Read the lines that follow and pick out every one containing the word "quarterly".

* Start *

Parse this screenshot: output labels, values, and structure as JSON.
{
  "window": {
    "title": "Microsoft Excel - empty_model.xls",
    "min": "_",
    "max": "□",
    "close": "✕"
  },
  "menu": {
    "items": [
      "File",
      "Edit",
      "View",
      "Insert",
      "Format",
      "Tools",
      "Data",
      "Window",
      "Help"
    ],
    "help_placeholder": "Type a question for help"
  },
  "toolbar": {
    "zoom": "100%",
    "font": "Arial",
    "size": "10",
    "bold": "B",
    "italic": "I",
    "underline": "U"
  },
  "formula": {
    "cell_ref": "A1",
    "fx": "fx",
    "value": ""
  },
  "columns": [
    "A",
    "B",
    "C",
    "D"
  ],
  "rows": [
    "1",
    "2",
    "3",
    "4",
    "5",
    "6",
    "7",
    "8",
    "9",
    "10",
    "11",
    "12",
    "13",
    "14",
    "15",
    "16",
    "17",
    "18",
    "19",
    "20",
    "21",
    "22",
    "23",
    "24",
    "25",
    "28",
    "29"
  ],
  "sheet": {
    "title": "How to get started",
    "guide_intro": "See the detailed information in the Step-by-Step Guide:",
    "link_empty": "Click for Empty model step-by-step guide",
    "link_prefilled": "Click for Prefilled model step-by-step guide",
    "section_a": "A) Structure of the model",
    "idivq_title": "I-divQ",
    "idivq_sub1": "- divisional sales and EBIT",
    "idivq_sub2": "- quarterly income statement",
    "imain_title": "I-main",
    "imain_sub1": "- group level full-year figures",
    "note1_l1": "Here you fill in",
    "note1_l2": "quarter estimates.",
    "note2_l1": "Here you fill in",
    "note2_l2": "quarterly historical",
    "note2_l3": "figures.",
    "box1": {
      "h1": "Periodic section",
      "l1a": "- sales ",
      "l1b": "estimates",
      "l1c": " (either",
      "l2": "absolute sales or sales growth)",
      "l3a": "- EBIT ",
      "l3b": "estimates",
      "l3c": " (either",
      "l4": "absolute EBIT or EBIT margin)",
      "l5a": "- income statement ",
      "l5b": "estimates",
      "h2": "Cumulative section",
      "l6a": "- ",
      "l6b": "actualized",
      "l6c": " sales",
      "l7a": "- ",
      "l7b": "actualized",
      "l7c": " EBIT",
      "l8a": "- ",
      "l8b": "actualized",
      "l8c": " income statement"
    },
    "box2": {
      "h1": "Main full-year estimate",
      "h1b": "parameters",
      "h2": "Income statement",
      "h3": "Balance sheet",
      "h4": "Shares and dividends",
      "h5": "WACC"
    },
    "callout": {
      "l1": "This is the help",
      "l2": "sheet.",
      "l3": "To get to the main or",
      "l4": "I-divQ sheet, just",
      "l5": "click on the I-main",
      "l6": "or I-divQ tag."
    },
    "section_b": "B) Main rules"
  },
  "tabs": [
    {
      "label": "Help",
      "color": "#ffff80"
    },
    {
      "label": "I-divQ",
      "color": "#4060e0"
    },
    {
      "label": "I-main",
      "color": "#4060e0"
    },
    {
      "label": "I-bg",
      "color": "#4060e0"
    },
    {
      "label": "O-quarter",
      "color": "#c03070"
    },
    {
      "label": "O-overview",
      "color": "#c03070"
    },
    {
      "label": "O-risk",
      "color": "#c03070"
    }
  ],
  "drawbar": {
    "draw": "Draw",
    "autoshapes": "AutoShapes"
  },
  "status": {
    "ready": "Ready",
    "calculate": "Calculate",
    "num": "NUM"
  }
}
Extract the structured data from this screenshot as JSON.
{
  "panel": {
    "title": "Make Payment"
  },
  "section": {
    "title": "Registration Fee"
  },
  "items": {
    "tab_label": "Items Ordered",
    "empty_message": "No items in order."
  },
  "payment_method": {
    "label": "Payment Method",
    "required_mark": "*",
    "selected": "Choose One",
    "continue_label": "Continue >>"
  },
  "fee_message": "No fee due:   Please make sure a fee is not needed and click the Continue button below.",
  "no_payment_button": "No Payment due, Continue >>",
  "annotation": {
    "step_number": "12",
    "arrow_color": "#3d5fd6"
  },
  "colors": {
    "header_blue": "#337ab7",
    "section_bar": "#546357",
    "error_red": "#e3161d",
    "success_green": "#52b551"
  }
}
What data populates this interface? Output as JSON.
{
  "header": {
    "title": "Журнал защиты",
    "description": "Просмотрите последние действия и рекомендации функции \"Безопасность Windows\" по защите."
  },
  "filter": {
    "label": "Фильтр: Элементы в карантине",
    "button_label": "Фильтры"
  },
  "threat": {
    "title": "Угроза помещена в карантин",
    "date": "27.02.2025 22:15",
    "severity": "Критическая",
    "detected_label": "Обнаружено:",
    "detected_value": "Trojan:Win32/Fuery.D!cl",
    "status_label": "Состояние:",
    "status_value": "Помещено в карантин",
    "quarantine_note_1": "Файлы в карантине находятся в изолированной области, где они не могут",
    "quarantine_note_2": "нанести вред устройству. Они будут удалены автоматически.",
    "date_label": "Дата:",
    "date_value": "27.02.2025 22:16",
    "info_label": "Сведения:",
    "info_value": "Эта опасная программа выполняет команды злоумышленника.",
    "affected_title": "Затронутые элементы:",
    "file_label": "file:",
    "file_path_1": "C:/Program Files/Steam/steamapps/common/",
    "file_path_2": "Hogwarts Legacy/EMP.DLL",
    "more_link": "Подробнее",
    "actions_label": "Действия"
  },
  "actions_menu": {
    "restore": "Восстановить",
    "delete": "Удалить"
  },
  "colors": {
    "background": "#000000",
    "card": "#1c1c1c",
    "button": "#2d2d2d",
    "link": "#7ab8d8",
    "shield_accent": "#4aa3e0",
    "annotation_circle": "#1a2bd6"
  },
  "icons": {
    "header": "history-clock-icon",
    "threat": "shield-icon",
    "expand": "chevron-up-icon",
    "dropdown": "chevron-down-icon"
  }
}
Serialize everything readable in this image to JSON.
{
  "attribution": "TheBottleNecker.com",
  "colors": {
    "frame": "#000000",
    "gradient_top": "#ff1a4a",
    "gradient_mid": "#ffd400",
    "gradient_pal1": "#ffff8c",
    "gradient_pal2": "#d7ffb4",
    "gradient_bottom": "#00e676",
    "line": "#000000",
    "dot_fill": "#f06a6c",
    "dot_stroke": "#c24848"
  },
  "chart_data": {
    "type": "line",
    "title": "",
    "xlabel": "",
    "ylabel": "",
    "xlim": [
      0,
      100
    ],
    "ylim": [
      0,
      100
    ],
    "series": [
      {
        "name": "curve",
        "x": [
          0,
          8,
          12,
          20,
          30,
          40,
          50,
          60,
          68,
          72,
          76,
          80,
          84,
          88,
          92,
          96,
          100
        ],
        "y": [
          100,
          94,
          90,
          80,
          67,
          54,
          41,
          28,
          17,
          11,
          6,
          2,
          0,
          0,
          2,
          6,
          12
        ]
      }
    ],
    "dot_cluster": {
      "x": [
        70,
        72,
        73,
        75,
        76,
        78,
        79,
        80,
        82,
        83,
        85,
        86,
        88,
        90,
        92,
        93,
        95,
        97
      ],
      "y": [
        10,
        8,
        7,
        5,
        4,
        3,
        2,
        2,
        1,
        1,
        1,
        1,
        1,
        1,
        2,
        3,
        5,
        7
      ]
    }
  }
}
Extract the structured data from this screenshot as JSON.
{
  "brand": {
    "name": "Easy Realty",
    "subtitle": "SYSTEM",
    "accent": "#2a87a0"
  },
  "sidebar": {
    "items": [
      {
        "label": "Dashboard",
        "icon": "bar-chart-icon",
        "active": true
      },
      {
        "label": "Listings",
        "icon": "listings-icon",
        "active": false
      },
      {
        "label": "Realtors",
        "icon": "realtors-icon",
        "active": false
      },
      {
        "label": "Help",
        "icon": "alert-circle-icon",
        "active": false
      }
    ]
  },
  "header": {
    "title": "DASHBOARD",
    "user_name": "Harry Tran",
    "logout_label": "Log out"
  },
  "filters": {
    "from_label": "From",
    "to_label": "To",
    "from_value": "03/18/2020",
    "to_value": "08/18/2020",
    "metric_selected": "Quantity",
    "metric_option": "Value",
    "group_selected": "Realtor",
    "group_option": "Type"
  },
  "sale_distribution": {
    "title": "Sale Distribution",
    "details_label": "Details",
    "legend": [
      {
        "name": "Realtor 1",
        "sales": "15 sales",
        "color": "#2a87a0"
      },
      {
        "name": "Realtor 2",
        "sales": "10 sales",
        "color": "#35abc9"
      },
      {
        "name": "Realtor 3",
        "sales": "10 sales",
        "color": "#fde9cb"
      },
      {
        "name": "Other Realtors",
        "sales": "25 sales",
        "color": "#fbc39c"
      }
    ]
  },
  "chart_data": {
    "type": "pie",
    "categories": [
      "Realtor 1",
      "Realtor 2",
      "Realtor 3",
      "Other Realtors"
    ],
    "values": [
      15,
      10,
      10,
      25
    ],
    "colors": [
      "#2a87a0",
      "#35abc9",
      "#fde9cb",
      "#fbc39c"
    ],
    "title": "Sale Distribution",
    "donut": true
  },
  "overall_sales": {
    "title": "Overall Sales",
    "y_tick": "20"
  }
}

* End *

#### RESPONSE TO THIS EXERCISE
    "idivq_sub2": "- quarterly income statement",
    "note2_l2": "quarterly historical",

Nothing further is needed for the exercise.